Begin

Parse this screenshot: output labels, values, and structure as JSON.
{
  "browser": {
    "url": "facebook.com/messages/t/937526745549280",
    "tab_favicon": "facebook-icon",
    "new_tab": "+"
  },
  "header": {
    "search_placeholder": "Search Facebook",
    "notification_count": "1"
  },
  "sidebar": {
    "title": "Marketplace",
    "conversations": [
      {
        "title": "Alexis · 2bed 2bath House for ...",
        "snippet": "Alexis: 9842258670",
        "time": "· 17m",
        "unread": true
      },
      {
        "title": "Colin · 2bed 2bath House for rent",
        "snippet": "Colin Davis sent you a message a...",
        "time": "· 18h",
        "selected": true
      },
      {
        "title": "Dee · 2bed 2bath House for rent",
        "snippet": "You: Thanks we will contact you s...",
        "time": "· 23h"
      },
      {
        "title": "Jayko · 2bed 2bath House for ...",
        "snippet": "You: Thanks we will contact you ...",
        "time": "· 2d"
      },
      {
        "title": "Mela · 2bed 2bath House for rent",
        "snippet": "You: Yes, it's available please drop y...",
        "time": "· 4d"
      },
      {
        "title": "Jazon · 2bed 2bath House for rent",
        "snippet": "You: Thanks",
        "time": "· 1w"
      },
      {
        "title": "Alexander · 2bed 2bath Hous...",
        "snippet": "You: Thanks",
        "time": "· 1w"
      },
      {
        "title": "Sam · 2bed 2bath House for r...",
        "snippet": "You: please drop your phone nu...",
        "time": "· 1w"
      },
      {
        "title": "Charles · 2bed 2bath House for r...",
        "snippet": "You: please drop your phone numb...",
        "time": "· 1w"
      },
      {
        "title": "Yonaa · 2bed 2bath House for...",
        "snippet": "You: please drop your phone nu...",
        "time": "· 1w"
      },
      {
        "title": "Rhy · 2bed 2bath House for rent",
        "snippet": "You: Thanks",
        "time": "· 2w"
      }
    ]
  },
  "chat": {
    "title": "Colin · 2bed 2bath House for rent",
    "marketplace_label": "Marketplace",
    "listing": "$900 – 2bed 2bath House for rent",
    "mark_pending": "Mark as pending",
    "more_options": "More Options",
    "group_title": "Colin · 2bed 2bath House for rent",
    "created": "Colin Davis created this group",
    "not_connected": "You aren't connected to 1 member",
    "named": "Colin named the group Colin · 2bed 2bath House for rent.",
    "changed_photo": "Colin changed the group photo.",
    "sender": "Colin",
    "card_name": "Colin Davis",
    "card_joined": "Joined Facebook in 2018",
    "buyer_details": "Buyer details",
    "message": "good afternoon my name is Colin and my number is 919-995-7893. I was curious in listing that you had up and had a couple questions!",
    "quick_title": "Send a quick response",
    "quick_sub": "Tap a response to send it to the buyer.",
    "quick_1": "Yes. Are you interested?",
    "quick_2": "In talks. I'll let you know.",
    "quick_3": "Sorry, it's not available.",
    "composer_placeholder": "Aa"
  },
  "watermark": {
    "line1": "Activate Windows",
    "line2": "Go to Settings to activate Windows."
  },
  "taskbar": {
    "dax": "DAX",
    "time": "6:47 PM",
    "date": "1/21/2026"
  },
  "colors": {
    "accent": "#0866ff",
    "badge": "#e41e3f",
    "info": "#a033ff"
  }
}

End

Exactly as they are written, print the entries again.

Parse this screenshot: output labels, values, and structure as JSON.
{
  "browser": {
    "url": "facebook.com/messages/t/937526745549280",
    "tab_favicon": "facebook-icon",
    "new_tab": "+"
  },
  "header": {
    "search_placeholder": "Search Facebook",
    "notification_count": "1"
  },
  "sidebar": {
    "title": "Marketplace",
    "conversations": [
      {
        "title": "Alexis · 2bed 2bath House for ...",
        "snippet": "Alexis: 9842258670",
        "time": "· 17m",
        "unread": true
      },
      {
        "title": "Colin · 2bed 2bath House for rent",
        "snippet": "Colin Davis sent you a message a...",
        "time": "· 18h",
        "selected": true
      },
      {
        "title": "Dee · 2bed 2bath House for rent",
        "snippet": "You: Thanks we will contact you s...",
        "time": "· 23h"
      },
      {
        "title": "Jayko · 2bed 2bath House for ...",
        "snippet": "You: Thanks we will contact you ...",
        "time": "· 2d"
      },
      {
        "title": "Mela · 2bed 2bath House for rent",
        "snippet": "You: Yes, it's available please drop y...",
        "time": "· 4d"
      },
      {
        "title": "Jazon · 2bed 2bath House for rent",
        "snippet": "You: Thanks",
        "time": "· 1w"
      },
      {
        "title": "Alexander · 2bed 2bath Hous...",
        "snippet": "You: Thanks",
        "time": "· 1w"
      },
      {
        "title": "Sam · 2bed 2bath House for r...",
        "snippet": "You: please drop your phone nu...",
        "time": "· 1w"
      },
      {
        "title": "Charles · 2bed 2bath House for r...",
        "snippet": "You: please drop your phone numb...",
        "time": "· 1w"
      },
      {
        "title": "Yonaa · 2bed 2bath House for...",
        "snippet": "You: please drop your phone nu...",
        "time": "· 1w"
      },
      {
        "title": "Rhy · 2bed 2bath House for rent",
        "snippet": "You: Thanks",
        "time": "· 2w"
      }
    ]
  },
  "chat": {
    "title": "Colin · 2bed 2bath House for rent",
    "marketplace_label": "Marketplace",
    "listing": "$900 – 2bed 2bath House for rent",
    "mark_pending": "Mark as pending",
    "more_options": "More Options",
    "group_title": "Colin · 2bed 2bath House for rent",
    "created": "Colin Davis created this group",
    "not_connected": "You aren't connected to 1 member",
    "named": "Colin named the group Colin · 2bed 2bath House for rent.",
    "changed_photo": "Colin changed the group photo.",
    "sender": "Colin",
    "card_name": "Colin Davis",
    "card_joined": "Joined Facebook in 2018",
    "buyer_details": "Buyer details",
    "message": "good afternoon my name is Colin and my number is 919-995-7893. I was curious in listing that you had up and had a couple questions!",
    "quick_title": "Send a quick response",
    "quick_sub": "Tap a response to send it to the buyer.",
    "quick_1": "Yes. Are you interested?",
    "quick_2": "In talks. I'll let you know.",
    "quick_3": "Sorry, it's not available.",
    "composer_placeholder": "Aa"
  },
  "watermark": {
    "line1": "Activate Windows",
    "line2": "Go to Settings to activate Windows."
  },
  "taskbar": {
    "dax": "DAX",
    "time": "6:47 PM",
    "date": "1/21/2026"
  },
  "colors": {
    "accent": "#0866ff",
    "badge": "#e41e3f",
    "info": "#a033ff"
  }
}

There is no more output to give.